→ Exercise brief
Print out every record exactly as it appears.

****************************************

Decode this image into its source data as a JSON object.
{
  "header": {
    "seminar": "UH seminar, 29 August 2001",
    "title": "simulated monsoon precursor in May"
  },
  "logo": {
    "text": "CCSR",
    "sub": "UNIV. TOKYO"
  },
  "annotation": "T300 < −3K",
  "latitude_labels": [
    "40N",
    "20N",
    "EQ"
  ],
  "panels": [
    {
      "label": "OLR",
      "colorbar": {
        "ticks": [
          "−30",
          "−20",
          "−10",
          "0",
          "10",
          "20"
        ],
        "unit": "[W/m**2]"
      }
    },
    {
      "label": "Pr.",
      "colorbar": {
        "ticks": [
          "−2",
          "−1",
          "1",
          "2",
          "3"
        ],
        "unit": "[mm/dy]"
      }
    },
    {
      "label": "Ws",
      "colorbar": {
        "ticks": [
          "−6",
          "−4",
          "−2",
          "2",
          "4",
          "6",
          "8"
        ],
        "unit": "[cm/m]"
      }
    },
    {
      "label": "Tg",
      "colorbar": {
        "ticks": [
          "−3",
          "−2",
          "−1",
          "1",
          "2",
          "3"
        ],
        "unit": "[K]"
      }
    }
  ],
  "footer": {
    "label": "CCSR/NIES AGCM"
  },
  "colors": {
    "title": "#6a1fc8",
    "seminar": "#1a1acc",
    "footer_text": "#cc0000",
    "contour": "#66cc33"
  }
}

****************************************

→ Task answer
Decode this image into its source data as a JSON object.
{
  "header": {
    "seminar": "UH seminar, 29 August 2001",
    "title": "simulated monsoon precursor in May"
  },
  "logo": {
    "text": "CCSR",
    "sub": "UNIV. TOKYO"
  },
  "annotation": "T300 < −3K",
  "latitude_labels": [
    "40N",
    "20N",
    "EQ"
  ],
  "panels": [
    {
      "label": "OLR",
      "colorbar": {
        "ticks": [
          "−30",
          "−20",
          "−10",
          "0",
          "10",
          "20"
        ],
        "unit": "[W/m**2]"
      }
    },
    {
      "label": "Pr.",
      "colorbar": {
        "ticks": [
          "−2",
          "−1",
          "1",
          "2",
          "3"
        ],
        "unit": "[mm/dy]"
      }
    },
    {
      "label": "Ws",
      "colorbar": {
        "ticks": [
          "−6",
          "−4",
          "−2",
          "2",
          "4",
          "6",
          "8"
        ],
        "unit": "[cm/m]"
      }
    },
    {
      "label": "Tg",
      "colorbar": {
        "ticks": [
          "−3",
          "−2",
          "−1",
          "1",
          "2",
          "3"
        ],
        "unit": "[K]"
      }
    }
  ],
  "footer": {
    "label": "CCSR/NIES AGCM"
  },
  "colors": {
    "title": "#6a1fc8",
    "seminar": "#1a1acc",
    "footer_text": "#cc0000",
    "contour": "#66cc33"
  }
}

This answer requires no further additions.